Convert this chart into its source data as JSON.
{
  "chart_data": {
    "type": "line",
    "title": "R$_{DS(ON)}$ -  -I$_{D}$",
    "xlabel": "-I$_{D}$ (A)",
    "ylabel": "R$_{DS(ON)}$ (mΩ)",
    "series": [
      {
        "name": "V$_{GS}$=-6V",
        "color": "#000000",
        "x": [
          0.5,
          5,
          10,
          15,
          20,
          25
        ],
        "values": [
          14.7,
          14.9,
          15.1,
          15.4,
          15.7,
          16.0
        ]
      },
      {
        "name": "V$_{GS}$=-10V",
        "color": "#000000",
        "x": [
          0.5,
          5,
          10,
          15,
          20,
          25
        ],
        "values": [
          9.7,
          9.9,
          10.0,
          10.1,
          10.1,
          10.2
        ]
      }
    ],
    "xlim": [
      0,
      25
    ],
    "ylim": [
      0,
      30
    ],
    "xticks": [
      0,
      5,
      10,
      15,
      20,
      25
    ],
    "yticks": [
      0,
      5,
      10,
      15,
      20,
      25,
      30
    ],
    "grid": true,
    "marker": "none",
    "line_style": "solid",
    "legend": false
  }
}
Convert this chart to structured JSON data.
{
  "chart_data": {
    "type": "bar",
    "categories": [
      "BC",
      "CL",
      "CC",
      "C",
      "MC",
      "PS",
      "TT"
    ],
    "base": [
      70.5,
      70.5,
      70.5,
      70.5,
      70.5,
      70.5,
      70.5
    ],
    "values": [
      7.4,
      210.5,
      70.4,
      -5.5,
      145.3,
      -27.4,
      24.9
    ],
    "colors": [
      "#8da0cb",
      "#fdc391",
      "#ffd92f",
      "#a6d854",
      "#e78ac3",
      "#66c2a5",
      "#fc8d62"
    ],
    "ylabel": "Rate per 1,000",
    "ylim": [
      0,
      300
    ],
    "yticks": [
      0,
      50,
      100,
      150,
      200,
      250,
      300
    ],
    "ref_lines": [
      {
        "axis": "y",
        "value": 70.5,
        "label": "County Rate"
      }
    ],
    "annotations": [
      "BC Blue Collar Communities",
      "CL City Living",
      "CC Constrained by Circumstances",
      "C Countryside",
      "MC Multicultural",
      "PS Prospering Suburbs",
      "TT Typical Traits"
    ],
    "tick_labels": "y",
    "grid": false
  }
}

GIVEN INSTRUCTION » In this exercise, repeat all entries exactly.

SOLUTION FOR THIS TASK »
Convert this chart into its source data as JSON.
{
  "chart_data": {
    "type": "line",
    "title": "R$_{DS(ON)}$ -  -I$_{D}$",
    "xlabel": "-I$_{D}$ (A)",
    "ylabel": "R$_{DS(ON)}$ (mΩ)",
    "series": [
      {
        "name": "V$_{GS}$=-6V",
        "color": "#000000",
        "x": [
          0.5,
          5,
          10,
          15,
          20,
          25
        ],
        "values": [
          14.7,
          14.9,
          15.1,
          15.4,
          15.7,
          16.0
        ]
      },
      {
        "name": "V$_{GS}$=-10V",
        "color": "#000000",
        "x": [
          0.5,
          5,
          10,
          15,
          20,
          25
        ],
        "values": [
          9.7,
          9.9,
          10.0,
          10.1,
          10.1,
          10.2
        ]
      }
    ],
    "xlim": [
      0,
      25
    ],
    "ylim": [
      0,
      30
    ],
    "xticks": [
      0,
      5,
      10,
      15,
      20,
      25
    ],
    "yticks": [
      0,
      5,
      10,
      15,
      20,
      25,
      30
    ],
    "grid": true,
    "marker": "none",
    "line_style": "solid",
    "legend": false
  }
}
Convert this chart to structured JSON data.
{
  "chart_data": {
    "type": "bar",
    "categories": [
      "BC",
      "CL",
      "CC",
      "C",
      "MC",
      "PS",
      "TT"
    ],
    "base": [
      70.5,
      70.5,
      70.5,
      70.5,
      70.5,
      70.5,
      70.5
    ],
    "values": [
      7.4,
      210.5,
      70.4,
      -5.5,
      145.3,
      -27.4,
      24.9
    ],
    "colors": [
      "#8da0cb",
      "#fdc391",
      "#ffd92f",
      "#a6d854",
      "#e78ac3",
      "#66c2a5",
      "#fc8d62"
    ],
    "ylabel": "Rate per 1,000",
    "ylim": [
      0,
      300
    ],
    "yticks": [
      0,
      50,
      100,
      150,
      200,
      250,
      300
    ],
    "ref_lines": [
      {
        "axis": "y",
        "value": 70.5,
        "label": "County Rate"
      }
    ],
    "annotations": [
      "BC Blue Collar Communities",
      "CL City Living",
      "CC Constrained by Circumstances",
      "C Countryside",
      "MC Multicultural",
      "PS Prospering Suburbs",
      "TT Typical Traits"
    ],
    "tick_labels": "y",
    "grid": false
  }
}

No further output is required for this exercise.